==== Selection
The key non-perturbative input for exclusive
processes is thus the gauge and frame independent hadron distribution
amplitude \cite{Lepage:1979zb,Lepage:1980fj} defined as the integral of
the valence (lowest particle number) Fock wavefunction;
\eg\ for the pion
\begin{equation}
\phi_\pi (x_i,\Lambda) \equiv \int d^2k_\perp\, \psi^{(\Lambda)}_{q\bar
q/\pi} (x_i, \vec k_{\perp i},\lambda)
\label{eq:f1a}
\end{equation}
where the global cutoff $\Lambda$ is identified with the resolution $Q$.
The distribution amplitude controls leading-twist exclusive amplitudes
at high momentum transfer, and it can be related to the gauge-invariant
Bethe-Salpeter wavefunction at equal light-cone time.  The
logarithmic evolution of hadron distribution amplitudes
$\phi_H (x_i,Q)$ can be derived from the perturbatively-computable tail
of the valence light-front wavefunction in the high transverse momentum
regime \cite{Lepage:1979zb,Lepage:1980fj}. The conformal basis for the
evolution of the three-quark distribution amplitudes for
the baryons~ \cite{Lepage:1979za} has recently been obtained by V. Braun
\etal \cite{Braun:1999te}.

The existence of an exact formalism
provides a basis for systematic approximations and a control over neglected
terms.  For example, one can analyze exclusive semi-leptonic
$B$-decays which involve hard internal momentum transfer using a
perturbative QCD
formalism \cite
{Szczepaniak:1990dt,Szczepaniak:1996xg,%
Beneke:1999br,Keum:2000ph,Keum:2000wi,Li:2000hh}
patterned after the perturbative analysis of form
factors at large momentum transfer.  The hard-scattering
analysis again proceeds
by writing each hadronic wavefunction
as a sum of soft and hard contributions
\begin{equation}
\psi_n = \psi^{{\rm soft}}_n (\M^2_n < \Lambda^2) + \psi^{{\rm hard}}_n
(\M^2_n >\Lambda^2) ,
\end{equation}
where $\M^2_n $ is the invariant mass of the partons in the $n$-particle
Fock state and
$\Lambda$ is the separation scale.
The high internal momentum contributions to the wavefunction $\psi^{{\rm
hard}}_n $ can be calculated systematically from QCD perturbation theory
by iterating the gluon exchange kernel.  The contributions from
high momentum transfer exchange to the
$B$-decay amplitude can then be written as a
convolution of a hard-scattering
quark-gluon scattering amplitude $T_H$ with the distribution
amplitudes $\phi(x_i,\Lambda)$, the valence wavefunctions obtained by
integrating the
constituent momenta up to the separation scale
${\cal M}_n < \Lambda < Q$.  Furthermore in processes such as $B \to \pi
D$ where the pion is effectively produced as a rapidly-moving small Fock
state with a small color-dipole interactions,  final state interactions
are suppressed by color transparency.  This is the basis for the
perturbative hard-scattering
analyses \cite{Szczepaniak:1990dt,Beneke:1999br,Keum:2000ph,%
Keum:2000wi,Li:2000hh}.
========
==== Source excerpt
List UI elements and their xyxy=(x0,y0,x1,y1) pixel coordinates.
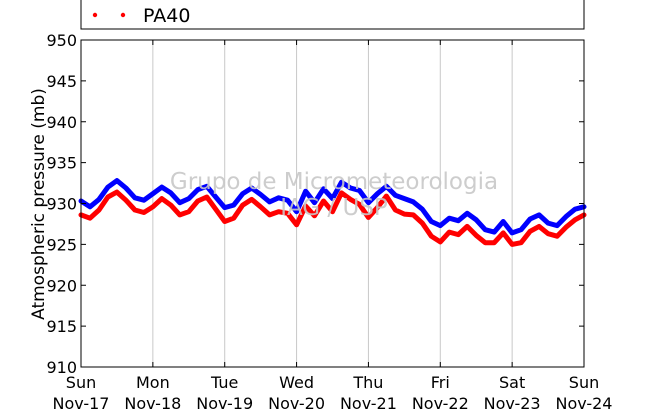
========
=== What to do ===
Render this sentence from the passage on exclusive processes in Spanish: "The existence of an exact formalism provides a basis for systematic approximations and a control over neglected terms." The lines come from a separate source and are unrelated to the passage on exclusive processes.

=== Finished exercise ===
La existencia de un formalismo exacto proporciona una base para aproximaciones sistemáticas y un control sobre los términos despreciados.